→ PROBLEM DETAILS: Select, from the material below, each line with "hänen" in it.

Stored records
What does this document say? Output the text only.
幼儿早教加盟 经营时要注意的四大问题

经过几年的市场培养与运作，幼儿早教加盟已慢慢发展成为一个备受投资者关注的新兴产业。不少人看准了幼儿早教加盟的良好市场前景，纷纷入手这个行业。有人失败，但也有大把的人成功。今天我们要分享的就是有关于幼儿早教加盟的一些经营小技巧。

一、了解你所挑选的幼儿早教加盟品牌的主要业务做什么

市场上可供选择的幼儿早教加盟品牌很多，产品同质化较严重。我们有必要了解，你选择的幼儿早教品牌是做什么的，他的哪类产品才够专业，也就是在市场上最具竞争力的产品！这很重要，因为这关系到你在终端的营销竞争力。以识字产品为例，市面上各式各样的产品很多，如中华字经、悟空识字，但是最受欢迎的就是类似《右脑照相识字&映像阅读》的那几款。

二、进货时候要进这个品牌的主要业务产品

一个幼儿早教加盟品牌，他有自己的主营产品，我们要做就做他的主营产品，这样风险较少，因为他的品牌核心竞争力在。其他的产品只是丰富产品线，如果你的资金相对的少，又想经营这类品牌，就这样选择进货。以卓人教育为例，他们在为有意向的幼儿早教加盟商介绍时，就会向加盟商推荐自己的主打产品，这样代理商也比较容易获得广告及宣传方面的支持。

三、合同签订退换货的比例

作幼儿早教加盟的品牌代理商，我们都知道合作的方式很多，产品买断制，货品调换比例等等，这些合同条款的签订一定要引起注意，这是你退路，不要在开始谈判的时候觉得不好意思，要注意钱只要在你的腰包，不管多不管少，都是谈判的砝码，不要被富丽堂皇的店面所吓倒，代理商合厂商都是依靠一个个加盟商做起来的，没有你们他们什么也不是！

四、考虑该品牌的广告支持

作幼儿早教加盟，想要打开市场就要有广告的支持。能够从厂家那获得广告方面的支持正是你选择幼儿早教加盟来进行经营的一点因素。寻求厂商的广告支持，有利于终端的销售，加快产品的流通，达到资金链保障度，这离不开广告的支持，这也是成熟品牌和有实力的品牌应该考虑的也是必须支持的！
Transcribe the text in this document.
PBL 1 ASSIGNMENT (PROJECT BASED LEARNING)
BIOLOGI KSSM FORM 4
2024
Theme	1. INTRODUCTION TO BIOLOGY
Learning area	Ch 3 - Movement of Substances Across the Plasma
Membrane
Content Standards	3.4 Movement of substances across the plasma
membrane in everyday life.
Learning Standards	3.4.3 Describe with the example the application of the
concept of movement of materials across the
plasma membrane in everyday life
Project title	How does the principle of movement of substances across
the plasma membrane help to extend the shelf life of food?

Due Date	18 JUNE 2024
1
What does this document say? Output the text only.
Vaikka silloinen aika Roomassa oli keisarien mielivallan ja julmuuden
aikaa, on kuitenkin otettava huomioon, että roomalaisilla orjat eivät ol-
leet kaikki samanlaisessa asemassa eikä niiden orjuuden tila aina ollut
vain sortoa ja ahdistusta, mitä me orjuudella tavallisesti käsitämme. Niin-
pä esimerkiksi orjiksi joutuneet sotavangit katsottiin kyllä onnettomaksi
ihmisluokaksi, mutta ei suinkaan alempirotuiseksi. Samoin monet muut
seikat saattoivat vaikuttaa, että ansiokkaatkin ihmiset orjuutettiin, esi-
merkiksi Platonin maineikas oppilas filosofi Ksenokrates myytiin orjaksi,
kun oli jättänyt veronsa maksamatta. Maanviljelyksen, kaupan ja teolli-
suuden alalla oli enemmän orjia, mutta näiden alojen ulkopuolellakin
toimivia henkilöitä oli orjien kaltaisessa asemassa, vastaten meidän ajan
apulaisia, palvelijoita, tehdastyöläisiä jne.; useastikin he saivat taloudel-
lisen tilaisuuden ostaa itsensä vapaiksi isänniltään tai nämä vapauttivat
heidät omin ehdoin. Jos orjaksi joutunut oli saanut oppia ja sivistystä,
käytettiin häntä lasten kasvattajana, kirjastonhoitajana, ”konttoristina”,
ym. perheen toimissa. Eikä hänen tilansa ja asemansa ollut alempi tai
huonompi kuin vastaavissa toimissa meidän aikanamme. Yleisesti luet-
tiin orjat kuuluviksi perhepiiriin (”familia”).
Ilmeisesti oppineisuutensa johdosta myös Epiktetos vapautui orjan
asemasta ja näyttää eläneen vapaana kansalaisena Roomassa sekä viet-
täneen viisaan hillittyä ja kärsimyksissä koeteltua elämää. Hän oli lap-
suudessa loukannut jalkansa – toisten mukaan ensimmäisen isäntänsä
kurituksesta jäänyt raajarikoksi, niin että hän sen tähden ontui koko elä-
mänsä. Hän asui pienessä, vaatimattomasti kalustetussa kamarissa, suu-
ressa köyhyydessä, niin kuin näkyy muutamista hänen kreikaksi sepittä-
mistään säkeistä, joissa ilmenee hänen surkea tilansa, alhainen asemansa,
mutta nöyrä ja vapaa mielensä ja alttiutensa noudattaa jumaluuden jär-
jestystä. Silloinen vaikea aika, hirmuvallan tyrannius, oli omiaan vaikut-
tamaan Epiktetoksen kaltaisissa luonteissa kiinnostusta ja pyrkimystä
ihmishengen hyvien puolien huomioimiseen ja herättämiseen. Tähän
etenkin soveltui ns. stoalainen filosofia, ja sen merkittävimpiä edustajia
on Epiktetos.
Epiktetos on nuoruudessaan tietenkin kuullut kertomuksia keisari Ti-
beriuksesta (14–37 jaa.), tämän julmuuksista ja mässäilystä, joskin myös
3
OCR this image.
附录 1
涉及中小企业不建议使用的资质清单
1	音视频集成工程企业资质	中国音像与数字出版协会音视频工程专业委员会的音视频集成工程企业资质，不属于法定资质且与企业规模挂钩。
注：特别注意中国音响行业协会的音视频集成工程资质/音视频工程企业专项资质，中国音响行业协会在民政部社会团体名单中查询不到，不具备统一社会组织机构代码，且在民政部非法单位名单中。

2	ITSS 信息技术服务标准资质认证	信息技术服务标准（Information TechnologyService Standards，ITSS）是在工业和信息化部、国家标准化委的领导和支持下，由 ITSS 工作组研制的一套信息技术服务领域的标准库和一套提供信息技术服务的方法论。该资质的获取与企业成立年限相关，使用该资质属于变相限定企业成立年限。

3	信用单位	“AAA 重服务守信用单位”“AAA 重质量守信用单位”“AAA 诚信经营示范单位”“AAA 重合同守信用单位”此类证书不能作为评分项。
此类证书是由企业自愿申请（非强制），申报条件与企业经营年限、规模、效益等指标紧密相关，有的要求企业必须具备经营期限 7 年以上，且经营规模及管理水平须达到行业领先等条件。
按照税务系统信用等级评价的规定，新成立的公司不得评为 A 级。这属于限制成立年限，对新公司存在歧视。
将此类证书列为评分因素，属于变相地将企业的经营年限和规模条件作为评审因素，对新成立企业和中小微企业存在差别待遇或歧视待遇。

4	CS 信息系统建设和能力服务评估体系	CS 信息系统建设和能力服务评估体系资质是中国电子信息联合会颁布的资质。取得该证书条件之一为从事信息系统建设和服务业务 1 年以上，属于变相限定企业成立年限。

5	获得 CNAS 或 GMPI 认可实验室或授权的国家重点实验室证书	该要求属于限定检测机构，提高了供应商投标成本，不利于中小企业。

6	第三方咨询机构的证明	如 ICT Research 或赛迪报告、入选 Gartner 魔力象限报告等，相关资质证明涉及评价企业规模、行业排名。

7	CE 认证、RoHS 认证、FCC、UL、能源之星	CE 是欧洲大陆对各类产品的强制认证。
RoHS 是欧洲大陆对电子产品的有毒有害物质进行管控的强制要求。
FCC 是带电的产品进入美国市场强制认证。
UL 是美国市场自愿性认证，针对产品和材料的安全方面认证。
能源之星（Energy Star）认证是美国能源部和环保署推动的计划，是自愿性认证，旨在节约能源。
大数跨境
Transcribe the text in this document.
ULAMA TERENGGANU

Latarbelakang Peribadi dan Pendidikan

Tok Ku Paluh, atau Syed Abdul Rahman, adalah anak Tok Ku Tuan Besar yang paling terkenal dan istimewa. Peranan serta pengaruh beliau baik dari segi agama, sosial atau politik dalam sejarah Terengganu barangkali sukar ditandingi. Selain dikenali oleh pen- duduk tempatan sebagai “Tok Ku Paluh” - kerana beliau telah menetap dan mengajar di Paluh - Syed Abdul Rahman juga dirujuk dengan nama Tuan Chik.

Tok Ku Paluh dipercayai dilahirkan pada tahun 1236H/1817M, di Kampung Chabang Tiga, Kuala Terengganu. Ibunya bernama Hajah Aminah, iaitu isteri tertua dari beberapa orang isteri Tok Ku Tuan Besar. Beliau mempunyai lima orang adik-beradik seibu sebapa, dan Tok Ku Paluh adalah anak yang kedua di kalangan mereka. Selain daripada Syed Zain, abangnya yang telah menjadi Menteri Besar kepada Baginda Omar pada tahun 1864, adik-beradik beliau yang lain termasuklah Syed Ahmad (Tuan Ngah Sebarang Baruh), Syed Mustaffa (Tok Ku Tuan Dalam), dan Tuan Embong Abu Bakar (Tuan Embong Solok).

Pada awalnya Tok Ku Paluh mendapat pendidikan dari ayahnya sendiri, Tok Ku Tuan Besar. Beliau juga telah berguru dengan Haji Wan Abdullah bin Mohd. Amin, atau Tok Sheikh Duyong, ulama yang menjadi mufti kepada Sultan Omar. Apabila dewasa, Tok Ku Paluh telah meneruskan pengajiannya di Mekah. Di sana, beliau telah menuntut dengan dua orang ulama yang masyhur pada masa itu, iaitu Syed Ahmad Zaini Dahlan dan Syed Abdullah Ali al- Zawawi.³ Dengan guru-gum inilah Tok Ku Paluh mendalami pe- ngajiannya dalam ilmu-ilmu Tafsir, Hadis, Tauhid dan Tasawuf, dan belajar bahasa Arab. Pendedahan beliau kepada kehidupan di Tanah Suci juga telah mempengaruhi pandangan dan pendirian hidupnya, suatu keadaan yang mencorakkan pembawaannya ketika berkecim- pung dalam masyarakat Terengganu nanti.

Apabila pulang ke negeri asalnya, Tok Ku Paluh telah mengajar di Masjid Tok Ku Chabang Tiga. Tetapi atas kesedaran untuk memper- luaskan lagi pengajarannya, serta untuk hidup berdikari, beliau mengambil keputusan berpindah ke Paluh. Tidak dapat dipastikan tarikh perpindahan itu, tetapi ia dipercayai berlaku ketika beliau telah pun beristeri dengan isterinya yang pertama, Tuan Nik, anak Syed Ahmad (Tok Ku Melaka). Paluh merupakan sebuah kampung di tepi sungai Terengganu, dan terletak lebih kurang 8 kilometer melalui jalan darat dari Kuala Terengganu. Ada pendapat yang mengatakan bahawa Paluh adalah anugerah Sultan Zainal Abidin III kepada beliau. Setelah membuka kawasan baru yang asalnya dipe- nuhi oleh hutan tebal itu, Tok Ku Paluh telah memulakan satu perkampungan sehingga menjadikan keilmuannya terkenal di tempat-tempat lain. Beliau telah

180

→ TASK SOLUTION:
ym. perheen toimissa. Eikä hänen tilansa ja asemansa ollut alempi tai
ressa köyhyydessä, niin kuin näkyy muutamista hänen kreikaksi sepittä-
mistään säkeistä, joissa ilmenee hänen surkea tilansa, alhainen asemansa,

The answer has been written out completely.